## begin Dataset excerpts
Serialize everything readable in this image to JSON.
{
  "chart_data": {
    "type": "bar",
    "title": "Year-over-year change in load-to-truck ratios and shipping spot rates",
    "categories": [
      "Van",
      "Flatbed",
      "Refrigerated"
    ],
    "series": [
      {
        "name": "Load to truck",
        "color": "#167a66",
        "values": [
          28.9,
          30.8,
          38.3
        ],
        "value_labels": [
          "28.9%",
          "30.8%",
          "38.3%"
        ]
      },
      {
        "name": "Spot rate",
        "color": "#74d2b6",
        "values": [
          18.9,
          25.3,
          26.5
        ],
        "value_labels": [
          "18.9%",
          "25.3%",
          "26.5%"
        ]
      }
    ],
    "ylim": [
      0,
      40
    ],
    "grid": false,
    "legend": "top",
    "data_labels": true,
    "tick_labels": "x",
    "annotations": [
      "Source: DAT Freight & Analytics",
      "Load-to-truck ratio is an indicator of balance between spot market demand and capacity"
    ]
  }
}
## end Dataset excerpts
**Work to complete**. Your task is to retype all of the records exactly.

**Correct response**.
Serialize everything readable in this image to JSON.
{
  "chart_data": {
    "type": "bar",
    "title": "Year-over-year change in load-to-truck ratios and shipping spot rates",
    "categories": [
      "Van",
      "Flatbed",
      "Refrigerated"
    ],
    "series": [
      {
        "name": "Load to truck",
        "color": "#167a66",
        "values": [
          28.9,
          30.8,
          38.3
        ],
        "value_labels": [
          "28.9%",
          "30.8%",
          "38.3%"
        ]
      },
      {
        "name": "Spot rate",
        "color": "#74d2b6",
        "values": [
          18.9,
          25.3,
          26.5
        ],
        "value_labels": [
          "18.9%",
          "25.3%",
          "26.5%"
        ]
      }
    ],
    "ylim": [
      0,
      40
    ],
    "grid": false,
    "legend": "top",
    "data_labels": true,
    "tick_labels": "x",
    "annotations": [
      "Source: DAT Freight & Analytics",
      "Load-to-truck ratio is an indicator of balance between spot market demand and capacity"
    ]
  }
}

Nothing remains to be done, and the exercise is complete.